Problem to solve: Return the material word for word. Do not include the pictures.

____ Records for this task

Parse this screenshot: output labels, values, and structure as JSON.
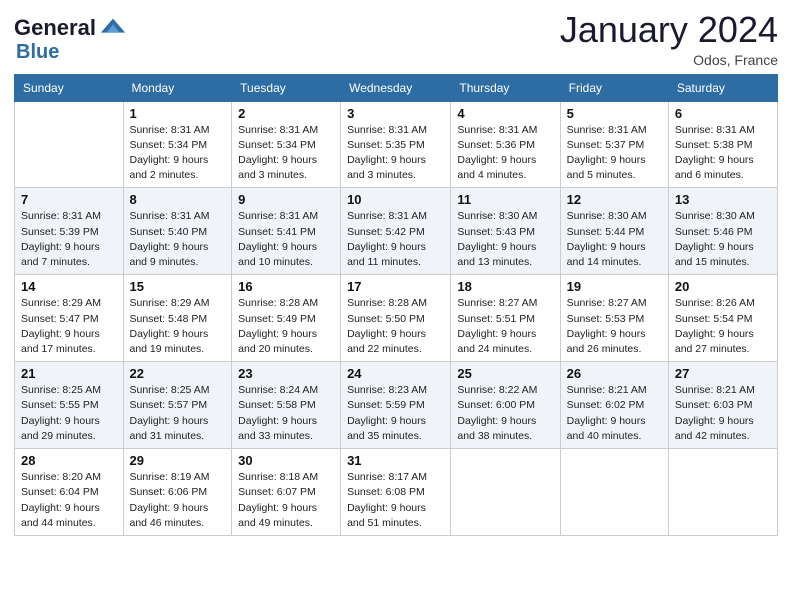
{
  "header": {
    "logo_line1": "General",
    "logo_line2": "Blue",
    "month": "January 2024",
    "location": "Odos, France"
  },
  "days_of_week": [
    "Sunday",
    "Monday",
    "Tuesday",
    "Wednesday",
    "Thursday",
    "Friday",
    "Saturday"
  ],
  "weeks": [
    [
      {
        "num": "",
        "sunrise": "",
        "sunset": "",
        "daylight": ""
      },
      {
        "num": "1",
        "sunrise": "Sunrise: 8:31 AM",
        "sunset": "Sunset: 5:34 PM",
        "daylight": "Daylight: 9 hours and 2 minutes."
      },
      {
        "num": "2",
        "sunrise": "Sunrise: 8:31 AM",
        "sunset": "Sunset: 5:34 PM",
        "daylight": "Daylight: 9 hours and 3 minutes."
      },
      {
        "num": "3",
        "sunrise": "Sunrise: 8:31 AM",
        "sunset": "Sunset: 5:35 PM",
        "daylight": "Daylight: 9 hours and 3 minutes."
      },
      {
        "num": "4",
        "sunrise": "Sunrise: 8:31 AM",
        "sunset": "Sunset: 5:36 PM",
        "daylight": "Daylight: 9 hours and 4 minutes."
      },
      {
        "num": "5",
        "sunrise": "Sunrise: 8:31 AM",
        "sunset": "Sunset: 5:37 PM",
        "daylight": "Daylight: 9 hours and 5 minutes."
      },
      {
        "num": "6",
        "sunrise": "Sunrise: 8:31 AM",
        "sunset": "Sunset: 5:38 PM",
        "daylight": "Daylight: 9 hours and 6 minutes."
      }
    ],
    [
      {
        "num": "7",
        "sunrise": "Sunrise: 8:31 AM",
        "sunset": "Sunset: 5:39 PM",
        "daylight": "Daylight: 9 hours and 7 minutes."
      },
      {
        "num": "8",
        "sunrise": "Sunrise: 8:31 AM",
        "sunset": "Sunset: 5:40 PM",
        "daylight": "Daylight: 9 hours and 9 minutes."
      },
      {
        "num": "9",
        "sunrise": "Sunrise: 8:31 AM",
        "sunset": "Sunset: 5:41 PM",
        "daylight": "Daylight: 9 hours and 10 minutes."
      },
      {
        "num": "10",
        "sunrise": "Sunrise: 8:31 AM",
        "sunset": "Sunset: 5:42 PM",
        "daylight": "Daylight: 9 hours and 11 minutes."
      },
      {
        "num": "11",
        "sunrise": "Sunrise: 8:30 AM",
        "sunset": "Sunset: 5:43 PM",
        "daylight": "Daylight: 9 hours and 13 minutes."
      },
      {
        "num": "12",
        "sunrise": "Sunrise: 8:30 AM",
        "sunset": "Sunset: 5:44 PM",
        "daylight": "Daylight: 9 hours and 14 minutes."
      },
      {
        "num": "13",
        "sunrise": "Sunrise: 8:30 AM",
        "sunset": "Sunset: 5:46 PM",
        "daylight": "Daylight: 9 hours and 15 minutes."
      }
    ],
    [
      {
        "num": "14",
        "sunrise": "Sunrise: 8:29 AM",
        "sunset": "Sunset: 5:47 PM",
        "daylight": "Daylight: 9 hours and 17 minutes."
      },
      {
        "num": "15",
        "sunrise": "Sunrise: 8:29 AM",
        "sunset": "Sunset: 5:48 PM",
        "daylight": "Daylight: 9 hours and 19 minutes."
      },
      {
        "num": "16",
        "sunrise": "Sunrise: 8:28 AM",
        "sunset": "Sunset: 5:49 PM",
        "daylight": "Daylight: 9 hours and 20 minutes."
      },
      {
        "num": "17",
        "sunrise": "Sunrise: 8:28 AM",
        "sunset": "Sunset: 5:50 PM",
        "daylight": "Daylight: 9 hours and 22 minutes."
      },
      {
        "num": "18",
        "sunrise": "Sunrise: 8:27 AM",
        "sunset": "Sunset: 5:51 PM",
        "daylight": "Daylight: 9 hours and 24 minutes."
      },
      {
        "num": "19",
        "sunrise": "Sunrise: 8:27 AM",
        "sunset": "Sunset: 5:53 PM",
        "daylight": "Daylight: 9 hours and 26 minutes."
      },
      {
        "num": "20",
        "sunrise": "Sunrise: 8:26 AM",
        "sunset": "Sunset: 5:54 PM",
        "daylight": "Daylight: 9 hours and 27 minutes."
      }
    ],
    [
      {
        "num": "21",
        "sunrise": "Sunrise: 8:25 AM",
        "sunset": "Sunset: 5:55 PM",
        "daylight": "Daylight: 9 hours and 29 minutes."
      },
      {
        "num": "22",
        "sunrise": "Sunrise: 8:25 AM",
        "sunset": "Sunset: 5:57 PM",
        "daylight": "Daylight: 9 hours and 31 minutes."
      },
      {
        "num": "23",
        "sunrise": "Sunrise: 8:24 AM",
        "sunset": "Sunset: 5:58 PM",
        "daylight": "Daylight: 9 hours and 33 minutes."
      },
      {
        "num": "24",
        "sunrise": "Sunrise: 8:23 AM",
        "sunset": "Sunset: 5:59 PM",
        "daylight": "Daylight: 9 hours and 35 minutes."
      },
      {
        "num": "25",
        "sunrise": "Sunrise: 8:22 AM",
        "sunset": "Sunset: 6:00 PM",
        "daylight": "Daylight: 9 hours and 38 minutes."
      },
      {
        "num": "26",
        "sunrise": "Sunrise: 8:21 AM",
        "sunset": "Sunset: 6:02 PM",
        "daylight": "Daylight: 9 hours and 40 minutes."
      },
      {
        "num": "27",
        "sunrise": "Sunrise: 8:21 AM",
        "sunset": "Sunset: 6:03 PM",
        "daylight": "Daylight: 9 hours and 42 minutes."
      }
    ],
    [
      {
        "num": "28",
        "sunrise": "Sunrise: 8:20 AM",
        "sunset": "Sunset: 6:04 PM",
        "daylight": "Daylight: 9 hours and 44 minutes."
      },
      {
        "num": "29",
        "sunrise": "Sunrise: 8:19 AM",
        "sunset": "Sunset: 6:06 PM",
        "daylight": "Daylight: 9 hours and 46 minutes."
      },
      {
        "num": "30",
        "sunrise": "Sunrise: 8:18 AM",
        "sunset": "Sunset: 6:07 PM",
        "daylight": "Daylight: 9 hours and 49 minutes."
      },
      {
        "num": "31",
        "sunrise": "Sunrise: 8:17 AM",
        "sunset": "Sunset: 6:08 PM",
        "daylight": "Daylight: 9 hours and 51 minutes."
      },
      {
        "num": "",
        "sunrise": "",
        "sunset": "",
        "daylight": ""
      },
      {
        "num": "",
        "sunrise": "",
        "sunset": "",
        "daylight": ""
      },
      {
        "num": "",
        "sunrise": "",
        "sunset": "",
        "daylight": ""
      }
    ]
  ]
}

________

Solved problem:
Parse this screenshot: output labels, values, and structure as JSON.
{
  "header": {
    "logo_line1": "General",
    "logo_line2": "Blue",
    "month": "January 2024",
    "location": "Odos, France"
  },
  "days_of_week": [
    "Sunday",
    "Monday",
    "Tuesday",
    "Wednesday",
    "Thursday",
    "Friday",
    "Saturday"
  ],
  "weeks": [
    [
      {
        "num": "",
        "sunrise": "",
        "sunset": "",
        "daylight": ""
      },
      {
        "num": "1",
        "sunrise": "Sunrise: 8:31 AM",
        "sunset": "Sunset: 5:34 PM",
        "daylight": "Daylight: 9 hours and 2 minutes."
      },
      {
        "num": "2",
        "sunrise": "Sunrise: 8:31 AM",
        "sunset": "Sunset: 5:34 PM",
        "daylight": "Daylight: 9 hours and 3 minutes."
      },
      {
        "num": "3",
        "sunrise": "Sunrise: 8:31 AM",
        "sunset": "Sunset: 5:35 PM",
        "daylight": "Daylight: 9 hours and 3 minutes."
      },
      {
        "num": "4",
        "sunrise": "Sunrise: 8:31 AM",
        "sunset": "Sunset: 5:36 PM",
        "daylight": "Daylight: 9 hours and 4 minutes."
      },
      {
        "num": "5",
        "sunrise": "Sunrise: 8:31 AM",
        "sunset": "Sunset: 5:37 PM",
        "daylight": "Daylight: 9 hours and 5 minutes."
      },
      {
        "num": "6",
        "sunrise": "Sunrise: 8:31 AM",
        "sunset": "Sunset: 5:38 PM",
        "daylight": "Daylight: 9 hours and 6 minutes."
      }
    ],
    [
      {
        "num": "7",
        "sunrise": "Sunrise: 8:31 AM",
        "sunset": "Sunset: 5:39 PM",
        "daylight": "Daylight: 9 hours and 7 minutes."
      },
      {
        "num": "8",
        "sunrise": "Sunrise: 8:31 AM",
        "sunset": "Sunset: 5:40 PM",
        "daylight": "Daylight: 9 hours and 9 minutes."
      },
      {
        "num": "9",
        "sunrise": "Sunrise: 8:31 AM",
        "sunset": "Sunset: 5:41 PM",
        "daylight": "Daylight: 9 hours and 10 minutes."
      },
      {
        "num": "10",
        "sunrise": "Sunrise: 8:31 AM",
        "sunset": "Sunset: 5:42 PM",
        "daylight": "Daylight: 9 hours and 11 minutes."
      },
      {
        "num": "11",
        "sunrise": "Sunrise: 8:30 AM",
        "sunset": "Sunset: 5:43 PM",
        "daylight": "Daylight: 9 hours and 13 minutes."
      },
      {
        "num": "12",
        "sunrise": "Sunrise: 8:30 AM",
        "sunset": "Sunset: 5:44 PM",
        "daylight": "Daylight: 9 hours and 14 minutes."
      },
      {
        "num": "13",
        "sunrise": "Sunrise: 8:30 AM",
        "sunset": "Sunset: 5:46 PM",
        "daylight": "Daylight: 9 hours and 15 minutes."
      }
    ],
    [
      {
        "num": "14",
        "sunrise": "Sunrise: 8:29 AM",
        "sunset": "Sunset: 5:47 PM",
        "daylight": "Daylight: 9 hours and 17 minutes."
      },
      {
        "num": "15",
        "sunrise": "Sunrise: 8:29 AM",
        "sunset": "Sunset: 5:48 PM",
        "daylight": "Daylight: 9 hours and 19 minutes."
      },
      {
        "num": "16",
        "sunrise": "Sunrise: 8:28 AM",
        "sunset": "Sunset: 5:49 PM",
        "daylight": "Daylight: 9 hours and 20 minutes."
      },
      {
        "num": "17",
        "sunrise": "Sunrise: 8:28 AM",
        "sunset": "Sunset: 5:50 PM",
        "daylight": "Daylight: 9 hours and 22 minutes."
      },
      {
        "num": "18",
        "sunrise": "Sunrise: 8:27 AM",
        "sunset": "Sunset: 5:51 PM",
        "daylight": "Daylight: 9 hours and 24 minutes."
      },
      {
        "num": "19",
        "sunrise": "Sunrise: 8:27 AM",
        "sunset": "Sunset: 5:53 PM",
        "daylight": "Daylight: 9 hours and 26 minutes."
      },
      {
        "num": "20",
        "sunrise": "Sunrise: 8:26 AM",
        "sunset": "Sunset: 5:54 PM",
        "daylight": "Daylight: 9 hours and 27 minutes."
      }
    ],
    [
      {
        "num": "21",
        "sunrise": "Sunrise: 8:25 AM",
        "sunset": "Sunset: 5:55 PM",
        "daylight": "Daylight: 9 hours and 29 minutes."
      },
      {
        "num": "22",
        "sunrise": "Sunrise: 8:25 AM",
        "sunset": "Sunset: 5:57 PM",
        "daylight": "Daylight: 9 hours and 31 minutes."
      },
      {
        "num": "23",
        "sunrise": "Sunrise: 8:24 AM",
        "sunset": "Sunset: 5:58 PM",
        "daylight": "Daylight: 9 hours and 33 minutes."
      },
      {
        "num": "24",
        "sunrise": "Sunrise: 8:23 AM",
        "sunset": "Sunset: 5:59 PM",
        "daylight": "Daylight: 9 hours and 35 minutes."
      },
      {
        "num": "25",
        "sunrise": "Sunrise: 8:22 AM",
        "sunset": "Sunset: 6:00 PM",
        "daylight": "Daylight: 9 hours and 38 minutes."
      },
      {
        "num": "26",
        "sunrise": "Sunrise: 8:21 AM",
        "sunset": "Sunset: 6:02 PM",
        "daylight": "Daylight: 9 hours and 40 minutes."
      },
      {
        "num": "27",
        "sunrise": "Sunrise: 8:21 AM",
        "sunset": "Sunset: 6:03 PM",
        "daylight": "Daylight: 9 hours and 42 minutes."
      }
    ],
    [
      {
        "num": "28",
        "sunrise": "Sunrise: 8:20 AM",
        "sunset": "Sunset: 6:04 PM",
        "daylight": "Daylight: 9 hours and 44 minutes."
      },
      {
        "num": "29",
        "sunrise": "Sunrise: 8:19 AM",
        "sunset": "Sunset: 6:06 PM",
        "daylight": "Daylight: 9 hours and 46 minutes."
      },
      {
        "num": "30",
        "sunrise": "Sunrise: 8:18 AM",
        "sunset": "Sunset: 6:07 PM",
        "daylight": "Daylight: 9 hours and 49 minutes."
      },
      {
        "num": "31",
        "sunrise": "Sunrise: 8:17 AM",
        "sunset": "Sunset: 6:08 PM",
        "daylight": "Daylight: 9 hours and 51 minutes."
      },
      {
        "num": "",
        "sunrise": "",
        "sunset": "",
        "daylight": ""
      },
      {
        "num": "",
        "sunrise": "",
        "sunset": "",
        "daylight": ""
      },
      {
        "num": "",
        "sunrise": "",
        "sunset": "",
        "daylight": ""
      }
    ]
  ]
}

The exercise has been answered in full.